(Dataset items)

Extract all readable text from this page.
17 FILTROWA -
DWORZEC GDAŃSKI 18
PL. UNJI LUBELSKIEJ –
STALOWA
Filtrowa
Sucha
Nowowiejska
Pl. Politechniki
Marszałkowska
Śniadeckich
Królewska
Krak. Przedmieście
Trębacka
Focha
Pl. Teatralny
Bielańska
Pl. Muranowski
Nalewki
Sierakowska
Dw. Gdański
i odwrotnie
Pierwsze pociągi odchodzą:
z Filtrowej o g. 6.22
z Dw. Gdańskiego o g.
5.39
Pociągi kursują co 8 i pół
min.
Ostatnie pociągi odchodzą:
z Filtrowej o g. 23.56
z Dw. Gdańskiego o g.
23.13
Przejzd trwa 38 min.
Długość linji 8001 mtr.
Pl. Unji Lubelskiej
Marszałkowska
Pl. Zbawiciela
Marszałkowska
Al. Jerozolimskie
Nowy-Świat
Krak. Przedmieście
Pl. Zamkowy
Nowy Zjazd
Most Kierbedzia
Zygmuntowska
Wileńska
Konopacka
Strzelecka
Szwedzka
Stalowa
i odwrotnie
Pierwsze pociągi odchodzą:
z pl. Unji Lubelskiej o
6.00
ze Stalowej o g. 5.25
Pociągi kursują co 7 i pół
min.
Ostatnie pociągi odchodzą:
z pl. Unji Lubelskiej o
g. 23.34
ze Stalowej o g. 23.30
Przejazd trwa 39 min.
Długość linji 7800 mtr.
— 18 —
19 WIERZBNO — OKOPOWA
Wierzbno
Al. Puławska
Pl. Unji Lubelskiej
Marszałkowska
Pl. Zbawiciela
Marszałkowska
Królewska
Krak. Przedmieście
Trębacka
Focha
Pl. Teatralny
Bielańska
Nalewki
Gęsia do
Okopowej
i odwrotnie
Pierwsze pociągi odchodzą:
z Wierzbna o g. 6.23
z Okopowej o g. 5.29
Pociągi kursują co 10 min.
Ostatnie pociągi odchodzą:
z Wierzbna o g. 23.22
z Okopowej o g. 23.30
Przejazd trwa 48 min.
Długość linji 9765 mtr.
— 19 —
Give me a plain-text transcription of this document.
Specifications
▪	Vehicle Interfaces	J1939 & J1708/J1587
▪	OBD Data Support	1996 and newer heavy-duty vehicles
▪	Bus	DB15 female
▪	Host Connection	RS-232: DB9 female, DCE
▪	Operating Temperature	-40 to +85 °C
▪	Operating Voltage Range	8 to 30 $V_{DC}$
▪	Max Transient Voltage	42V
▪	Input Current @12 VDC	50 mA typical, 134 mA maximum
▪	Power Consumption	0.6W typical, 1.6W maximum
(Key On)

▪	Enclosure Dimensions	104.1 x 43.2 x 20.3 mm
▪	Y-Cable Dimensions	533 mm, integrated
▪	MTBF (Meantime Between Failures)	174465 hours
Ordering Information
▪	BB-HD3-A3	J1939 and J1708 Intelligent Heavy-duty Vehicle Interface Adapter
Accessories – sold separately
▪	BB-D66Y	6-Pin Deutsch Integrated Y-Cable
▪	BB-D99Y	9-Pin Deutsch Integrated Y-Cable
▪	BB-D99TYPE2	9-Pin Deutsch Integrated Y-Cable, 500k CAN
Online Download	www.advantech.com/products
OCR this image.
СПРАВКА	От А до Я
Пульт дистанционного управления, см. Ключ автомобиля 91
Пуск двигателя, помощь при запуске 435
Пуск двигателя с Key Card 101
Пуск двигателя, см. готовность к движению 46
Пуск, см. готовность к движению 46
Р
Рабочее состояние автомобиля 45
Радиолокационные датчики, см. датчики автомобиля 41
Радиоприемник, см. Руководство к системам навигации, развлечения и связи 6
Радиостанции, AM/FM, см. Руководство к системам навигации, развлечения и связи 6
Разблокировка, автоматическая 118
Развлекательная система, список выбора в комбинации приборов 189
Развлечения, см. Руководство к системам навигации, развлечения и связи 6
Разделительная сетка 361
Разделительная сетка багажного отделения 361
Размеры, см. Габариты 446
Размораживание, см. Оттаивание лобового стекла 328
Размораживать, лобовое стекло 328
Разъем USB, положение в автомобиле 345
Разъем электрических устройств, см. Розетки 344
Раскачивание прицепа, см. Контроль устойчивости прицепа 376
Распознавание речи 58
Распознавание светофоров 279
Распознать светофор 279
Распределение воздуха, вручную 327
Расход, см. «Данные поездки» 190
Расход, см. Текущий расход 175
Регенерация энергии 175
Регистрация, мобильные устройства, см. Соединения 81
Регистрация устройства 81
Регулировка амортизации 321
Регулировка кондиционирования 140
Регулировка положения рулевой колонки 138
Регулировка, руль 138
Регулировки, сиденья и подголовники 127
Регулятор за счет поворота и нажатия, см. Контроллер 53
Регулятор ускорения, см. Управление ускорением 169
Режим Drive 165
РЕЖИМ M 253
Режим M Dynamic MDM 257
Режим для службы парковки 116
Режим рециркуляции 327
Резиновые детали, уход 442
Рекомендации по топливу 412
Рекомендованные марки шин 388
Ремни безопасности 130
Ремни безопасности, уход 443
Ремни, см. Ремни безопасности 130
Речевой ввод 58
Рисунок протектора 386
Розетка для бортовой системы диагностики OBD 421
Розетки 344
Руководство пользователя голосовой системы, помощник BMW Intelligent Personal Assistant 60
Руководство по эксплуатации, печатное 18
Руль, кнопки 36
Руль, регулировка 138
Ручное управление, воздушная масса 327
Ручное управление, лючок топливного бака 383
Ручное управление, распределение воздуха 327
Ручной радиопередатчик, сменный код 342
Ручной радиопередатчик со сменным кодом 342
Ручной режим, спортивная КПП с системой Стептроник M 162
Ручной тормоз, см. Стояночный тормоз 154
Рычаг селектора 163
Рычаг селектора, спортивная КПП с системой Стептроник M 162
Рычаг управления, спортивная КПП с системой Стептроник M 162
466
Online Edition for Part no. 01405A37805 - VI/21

Exercise:
In the records above, collect each line with "Рычаг".

Solved exercise:
Рычаг селектора 163
Рычаг селектора, спортивная КПП с системой Стептроник M 162
Рычаг управления, спортивная КПП с системой Стептроник M 162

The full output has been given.